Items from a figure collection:
_ _ _ _ _

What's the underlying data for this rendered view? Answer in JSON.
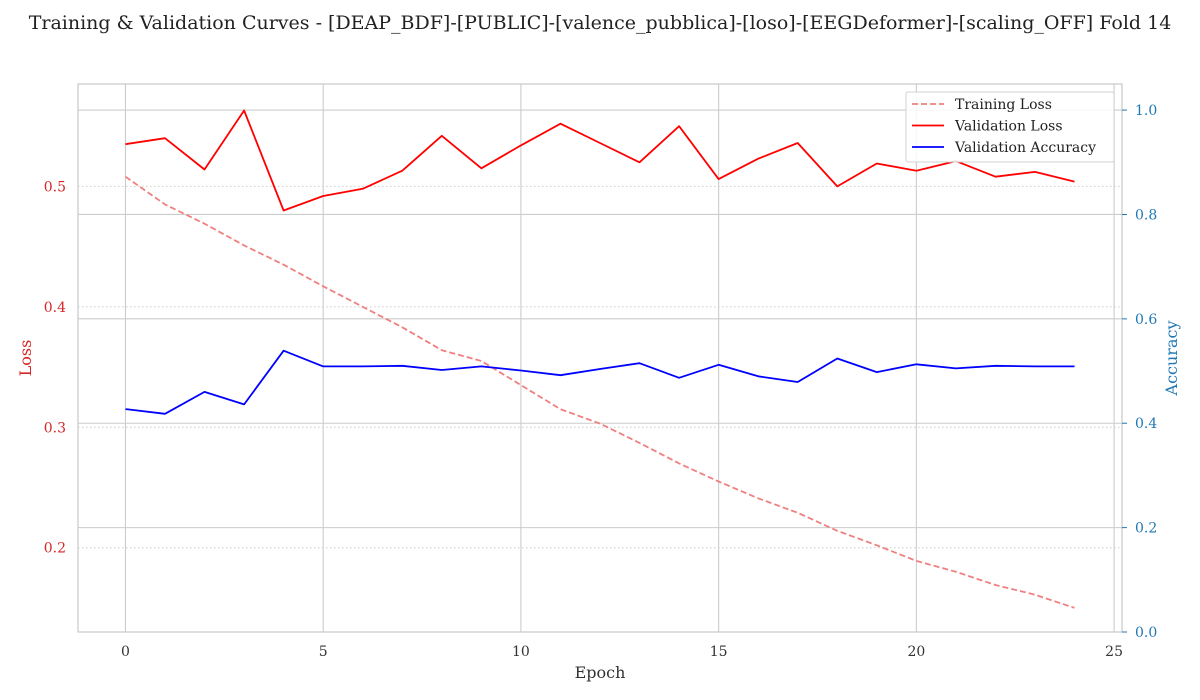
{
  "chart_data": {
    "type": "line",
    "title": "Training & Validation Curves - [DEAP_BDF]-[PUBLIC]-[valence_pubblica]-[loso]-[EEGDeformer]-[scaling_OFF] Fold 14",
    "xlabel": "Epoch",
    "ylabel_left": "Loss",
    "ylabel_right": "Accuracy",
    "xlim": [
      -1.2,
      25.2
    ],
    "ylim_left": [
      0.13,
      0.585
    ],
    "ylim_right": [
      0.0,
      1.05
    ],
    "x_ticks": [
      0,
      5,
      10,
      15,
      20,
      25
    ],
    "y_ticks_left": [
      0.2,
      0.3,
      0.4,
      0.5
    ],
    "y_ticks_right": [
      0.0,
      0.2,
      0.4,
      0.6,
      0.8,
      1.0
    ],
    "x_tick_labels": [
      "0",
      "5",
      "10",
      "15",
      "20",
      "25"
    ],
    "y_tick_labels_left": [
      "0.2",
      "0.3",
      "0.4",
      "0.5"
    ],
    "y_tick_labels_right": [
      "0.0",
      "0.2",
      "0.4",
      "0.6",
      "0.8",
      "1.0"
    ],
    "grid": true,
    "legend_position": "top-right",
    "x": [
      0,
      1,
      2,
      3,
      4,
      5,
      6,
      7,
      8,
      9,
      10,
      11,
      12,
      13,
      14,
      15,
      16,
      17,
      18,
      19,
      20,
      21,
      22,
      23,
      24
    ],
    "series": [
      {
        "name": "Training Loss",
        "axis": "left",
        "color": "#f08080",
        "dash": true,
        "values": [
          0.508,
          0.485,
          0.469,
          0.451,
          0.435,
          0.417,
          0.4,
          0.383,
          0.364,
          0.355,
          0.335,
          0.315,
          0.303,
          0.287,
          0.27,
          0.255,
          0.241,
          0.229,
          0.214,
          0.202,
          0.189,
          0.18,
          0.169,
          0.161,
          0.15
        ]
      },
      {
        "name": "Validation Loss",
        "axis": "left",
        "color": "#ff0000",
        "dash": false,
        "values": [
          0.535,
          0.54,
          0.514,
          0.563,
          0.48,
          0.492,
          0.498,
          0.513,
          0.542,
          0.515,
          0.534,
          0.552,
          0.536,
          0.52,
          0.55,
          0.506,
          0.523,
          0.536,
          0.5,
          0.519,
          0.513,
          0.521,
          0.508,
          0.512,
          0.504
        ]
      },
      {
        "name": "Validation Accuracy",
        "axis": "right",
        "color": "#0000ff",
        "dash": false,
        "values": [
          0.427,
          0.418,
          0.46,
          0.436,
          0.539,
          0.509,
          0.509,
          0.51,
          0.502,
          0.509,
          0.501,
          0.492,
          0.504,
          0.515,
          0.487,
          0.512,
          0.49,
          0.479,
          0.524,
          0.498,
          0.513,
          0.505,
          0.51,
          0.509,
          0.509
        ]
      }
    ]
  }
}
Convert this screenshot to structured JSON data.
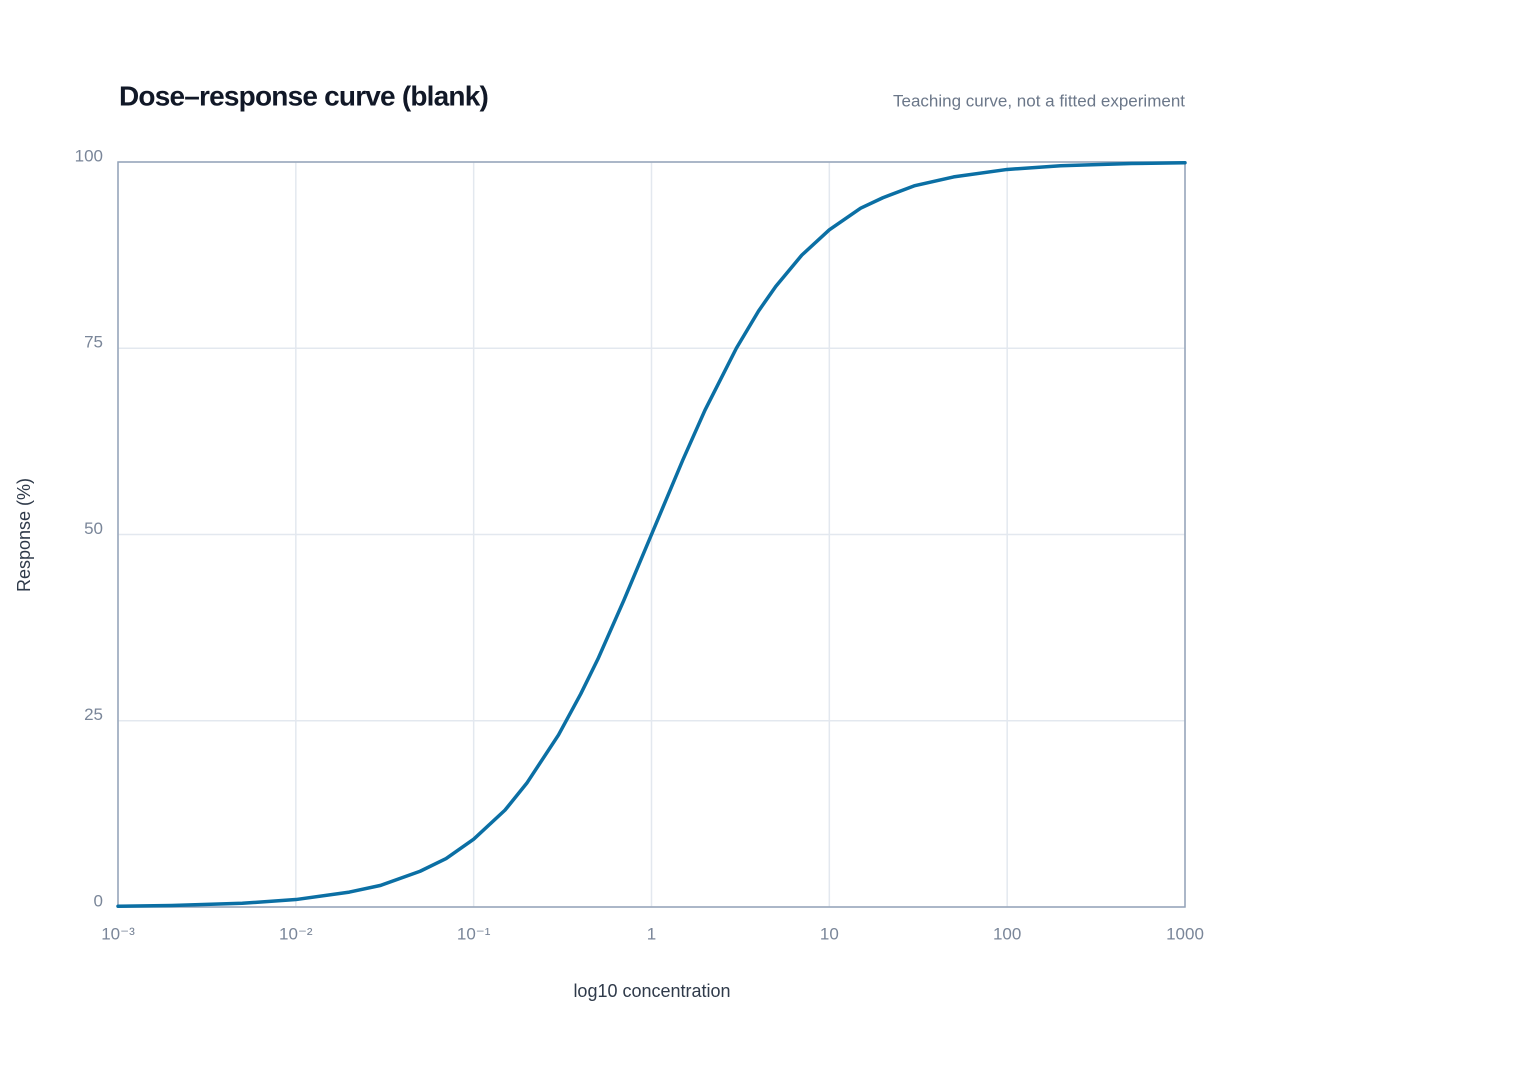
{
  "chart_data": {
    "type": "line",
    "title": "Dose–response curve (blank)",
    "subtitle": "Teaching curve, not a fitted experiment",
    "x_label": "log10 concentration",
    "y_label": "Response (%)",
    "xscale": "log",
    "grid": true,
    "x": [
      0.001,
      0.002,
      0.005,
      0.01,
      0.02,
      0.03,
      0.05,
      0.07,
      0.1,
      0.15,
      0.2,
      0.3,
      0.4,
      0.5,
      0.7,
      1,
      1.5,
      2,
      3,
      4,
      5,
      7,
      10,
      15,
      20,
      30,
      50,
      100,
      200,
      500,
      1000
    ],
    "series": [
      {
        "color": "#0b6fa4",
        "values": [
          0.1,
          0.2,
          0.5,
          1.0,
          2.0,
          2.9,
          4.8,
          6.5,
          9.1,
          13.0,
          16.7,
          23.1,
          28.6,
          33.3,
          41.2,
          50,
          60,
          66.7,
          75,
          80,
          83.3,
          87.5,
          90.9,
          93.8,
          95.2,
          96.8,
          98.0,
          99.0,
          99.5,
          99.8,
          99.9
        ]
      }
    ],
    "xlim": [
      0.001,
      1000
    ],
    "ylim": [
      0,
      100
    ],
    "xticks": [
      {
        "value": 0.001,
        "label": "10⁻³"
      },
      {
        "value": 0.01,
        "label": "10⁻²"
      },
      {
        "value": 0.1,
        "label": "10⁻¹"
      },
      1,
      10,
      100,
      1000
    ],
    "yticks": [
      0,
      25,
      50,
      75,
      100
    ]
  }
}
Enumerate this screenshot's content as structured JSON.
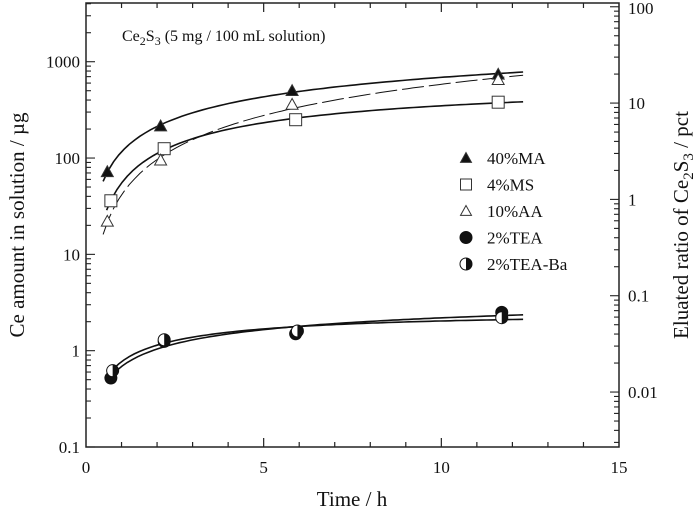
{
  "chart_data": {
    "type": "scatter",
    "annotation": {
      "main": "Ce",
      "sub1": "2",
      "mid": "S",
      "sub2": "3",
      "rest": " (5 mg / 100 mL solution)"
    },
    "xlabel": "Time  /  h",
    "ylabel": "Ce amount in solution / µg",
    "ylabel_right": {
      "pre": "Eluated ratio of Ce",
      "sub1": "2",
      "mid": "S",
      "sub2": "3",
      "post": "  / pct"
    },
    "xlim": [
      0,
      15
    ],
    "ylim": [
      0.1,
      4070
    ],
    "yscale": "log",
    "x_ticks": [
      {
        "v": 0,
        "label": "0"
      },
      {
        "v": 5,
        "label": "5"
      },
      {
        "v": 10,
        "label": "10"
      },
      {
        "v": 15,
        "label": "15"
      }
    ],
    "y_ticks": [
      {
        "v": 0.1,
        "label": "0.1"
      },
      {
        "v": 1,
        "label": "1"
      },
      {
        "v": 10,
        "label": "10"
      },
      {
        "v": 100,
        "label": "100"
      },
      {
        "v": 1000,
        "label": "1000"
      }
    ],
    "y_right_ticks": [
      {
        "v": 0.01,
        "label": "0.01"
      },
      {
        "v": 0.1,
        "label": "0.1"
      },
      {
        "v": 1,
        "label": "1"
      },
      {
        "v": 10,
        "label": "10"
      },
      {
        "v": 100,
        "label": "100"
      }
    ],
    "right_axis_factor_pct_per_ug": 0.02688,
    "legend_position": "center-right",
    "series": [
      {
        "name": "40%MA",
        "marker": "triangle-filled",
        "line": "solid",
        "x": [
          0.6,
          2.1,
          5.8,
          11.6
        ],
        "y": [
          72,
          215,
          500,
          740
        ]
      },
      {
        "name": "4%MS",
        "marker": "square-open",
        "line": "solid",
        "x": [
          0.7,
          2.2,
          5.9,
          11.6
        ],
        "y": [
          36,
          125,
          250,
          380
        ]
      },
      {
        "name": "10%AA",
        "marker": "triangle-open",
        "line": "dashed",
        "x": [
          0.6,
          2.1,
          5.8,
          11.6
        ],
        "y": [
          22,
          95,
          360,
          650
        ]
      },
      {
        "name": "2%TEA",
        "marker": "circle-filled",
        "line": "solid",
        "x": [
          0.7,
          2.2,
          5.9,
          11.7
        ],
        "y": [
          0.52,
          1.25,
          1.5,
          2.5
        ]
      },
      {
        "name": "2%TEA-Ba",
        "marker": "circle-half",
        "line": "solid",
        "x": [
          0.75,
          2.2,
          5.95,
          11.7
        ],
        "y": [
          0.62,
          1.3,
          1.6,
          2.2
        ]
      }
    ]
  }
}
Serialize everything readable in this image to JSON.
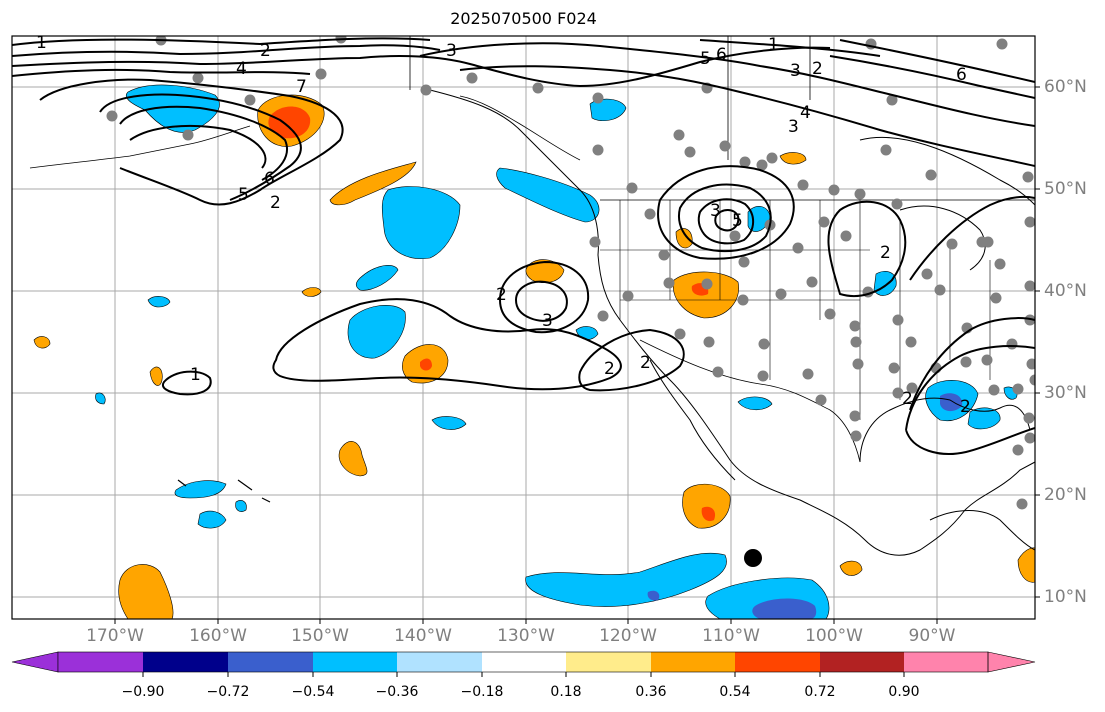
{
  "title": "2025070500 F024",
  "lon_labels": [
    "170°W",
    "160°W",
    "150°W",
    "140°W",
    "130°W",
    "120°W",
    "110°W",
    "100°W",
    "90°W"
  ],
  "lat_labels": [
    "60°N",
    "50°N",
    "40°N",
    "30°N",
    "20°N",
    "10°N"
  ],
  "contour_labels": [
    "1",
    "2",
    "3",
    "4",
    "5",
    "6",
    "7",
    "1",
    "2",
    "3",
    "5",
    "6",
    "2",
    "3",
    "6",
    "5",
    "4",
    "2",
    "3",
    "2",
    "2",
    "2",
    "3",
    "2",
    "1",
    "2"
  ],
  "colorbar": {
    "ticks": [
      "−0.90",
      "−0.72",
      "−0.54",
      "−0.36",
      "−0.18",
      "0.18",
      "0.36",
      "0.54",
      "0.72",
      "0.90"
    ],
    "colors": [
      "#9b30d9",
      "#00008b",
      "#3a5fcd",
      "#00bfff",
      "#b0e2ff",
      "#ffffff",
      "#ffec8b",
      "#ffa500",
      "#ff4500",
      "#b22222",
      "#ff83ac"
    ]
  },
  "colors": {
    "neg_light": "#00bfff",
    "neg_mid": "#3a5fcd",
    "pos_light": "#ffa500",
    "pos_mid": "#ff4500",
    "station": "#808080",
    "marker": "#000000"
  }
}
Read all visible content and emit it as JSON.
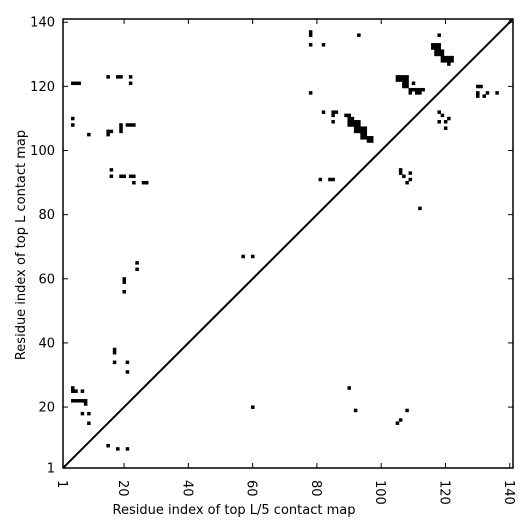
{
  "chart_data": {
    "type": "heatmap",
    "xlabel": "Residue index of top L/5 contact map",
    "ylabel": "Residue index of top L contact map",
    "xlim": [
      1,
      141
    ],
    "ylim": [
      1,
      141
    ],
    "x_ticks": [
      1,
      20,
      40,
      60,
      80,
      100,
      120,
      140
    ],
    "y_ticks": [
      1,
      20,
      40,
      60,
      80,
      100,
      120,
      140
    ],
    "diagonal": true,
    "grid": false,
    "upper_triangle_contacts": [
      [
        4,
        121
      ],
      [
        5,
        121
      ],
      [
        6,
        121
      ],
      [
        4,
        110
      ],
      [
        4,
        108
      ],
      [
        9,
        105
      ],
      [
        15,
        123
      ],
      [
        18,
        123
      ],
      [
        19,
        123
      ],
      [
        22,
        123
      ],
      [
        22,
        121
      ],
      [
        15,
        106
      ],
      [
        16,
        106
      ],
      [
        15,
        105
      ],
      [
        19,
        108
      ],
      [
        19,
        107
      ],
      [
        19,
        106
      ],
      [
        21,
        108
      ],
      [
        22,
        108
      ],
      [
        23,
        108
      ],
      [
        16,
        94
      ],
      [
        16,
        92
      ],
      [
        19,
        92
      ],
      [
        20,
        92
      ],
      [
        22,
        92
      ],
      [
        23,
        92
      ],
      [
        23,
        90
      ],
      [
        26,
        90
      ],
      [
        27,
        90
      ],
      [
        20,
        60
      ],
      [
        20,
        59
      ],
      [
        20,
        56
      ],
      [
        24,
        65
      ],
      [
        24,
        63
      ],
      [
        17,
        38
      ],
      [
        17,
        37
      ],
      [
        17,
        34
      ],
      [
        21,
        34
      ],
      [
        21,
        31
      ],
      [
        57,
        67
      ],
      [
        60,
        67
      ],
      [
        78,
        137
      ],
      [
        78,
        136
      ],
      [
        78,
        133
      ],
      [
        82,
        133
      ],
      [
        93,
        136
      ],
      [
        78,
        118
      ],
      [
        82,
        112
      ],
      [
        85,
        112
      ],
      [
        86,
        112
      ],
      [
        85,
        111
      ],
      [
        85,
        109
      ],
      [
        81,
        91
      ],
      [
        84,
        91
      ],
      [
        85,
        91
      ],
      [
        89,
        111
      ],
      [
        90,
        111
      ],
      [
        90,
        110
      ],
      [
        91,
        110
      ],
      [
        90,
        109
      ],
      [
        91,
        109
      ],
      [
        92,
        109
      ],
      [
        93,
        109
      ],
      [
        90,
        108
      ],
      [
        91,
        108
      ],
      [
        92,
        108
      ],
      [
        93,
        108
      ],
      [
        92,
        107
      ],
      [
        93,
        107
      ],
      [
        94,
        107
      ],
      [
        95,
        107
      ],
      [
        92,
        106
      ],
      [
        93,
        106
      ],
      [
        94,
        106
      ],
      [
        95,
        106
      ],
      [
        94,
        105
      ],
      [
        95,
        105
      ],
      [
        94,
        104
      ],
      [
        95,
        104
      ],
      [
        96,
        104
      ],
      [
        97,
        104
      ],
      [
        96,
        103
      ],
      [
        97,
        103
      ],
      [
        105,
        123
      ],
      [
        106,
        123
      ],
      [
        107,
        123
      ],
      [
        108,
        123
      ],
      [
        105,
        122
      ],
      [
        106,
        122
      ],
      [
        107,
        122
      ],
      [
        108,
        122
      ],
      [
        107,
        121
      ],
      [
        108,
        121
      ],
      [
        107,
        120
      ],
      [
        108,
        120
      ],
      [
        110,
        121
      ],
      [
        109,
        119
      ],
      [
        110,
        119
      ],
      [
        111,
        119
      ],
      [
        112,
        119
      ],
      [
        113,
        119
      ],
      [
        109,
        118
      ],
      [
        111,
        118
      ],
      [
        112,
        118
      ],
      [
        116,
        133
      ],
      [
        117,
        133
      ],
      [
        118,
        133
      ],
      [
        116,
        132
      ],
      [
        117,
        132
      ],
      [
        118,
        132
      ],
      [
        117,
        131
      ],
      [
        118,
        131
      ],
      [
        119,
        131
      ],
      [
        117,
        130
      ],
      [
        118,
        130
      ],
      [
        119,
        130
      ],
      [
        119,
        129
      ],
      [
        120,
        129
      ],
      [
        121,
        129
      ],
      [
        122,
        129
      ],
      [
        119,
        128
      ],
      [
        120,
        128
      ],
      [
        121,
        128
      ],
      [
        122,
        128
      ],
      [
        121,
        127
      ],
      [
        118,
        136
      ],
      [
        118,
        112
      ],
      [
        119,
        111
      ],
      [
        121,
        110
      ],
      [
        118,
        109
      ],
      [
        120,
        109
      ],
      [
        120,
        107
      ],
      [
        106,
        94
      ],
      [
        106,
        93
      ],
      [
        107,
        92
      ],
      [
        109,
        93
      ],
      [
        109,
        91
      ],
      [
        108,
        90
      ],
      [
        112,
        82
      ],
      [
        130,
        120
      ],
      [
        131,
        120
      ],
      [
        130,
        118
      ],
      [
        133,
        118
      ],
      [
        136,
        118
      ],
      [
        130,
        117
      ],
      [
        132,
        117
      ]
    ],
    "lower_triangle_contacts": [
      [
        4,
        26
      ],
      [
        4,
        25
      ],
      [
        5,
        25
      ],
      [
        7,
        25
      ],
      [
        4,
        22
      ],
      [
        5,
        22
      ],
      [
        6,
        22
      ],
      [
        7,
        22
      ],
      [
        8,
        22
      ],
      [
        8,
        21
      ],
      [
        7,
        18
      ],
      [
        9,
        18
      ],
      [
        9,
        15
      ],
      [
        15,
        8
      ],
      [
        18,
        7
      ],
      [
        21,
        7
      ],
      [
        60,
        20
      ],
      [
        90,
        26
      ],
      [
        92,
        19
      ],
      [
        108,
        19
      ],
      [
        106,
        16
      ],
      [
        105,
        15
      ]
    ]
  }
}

_ _ _ _ _

> EXERCISE REQUIREMENTS
Count how many lines hold the string "filled" and give that number alone.

> REPLY
2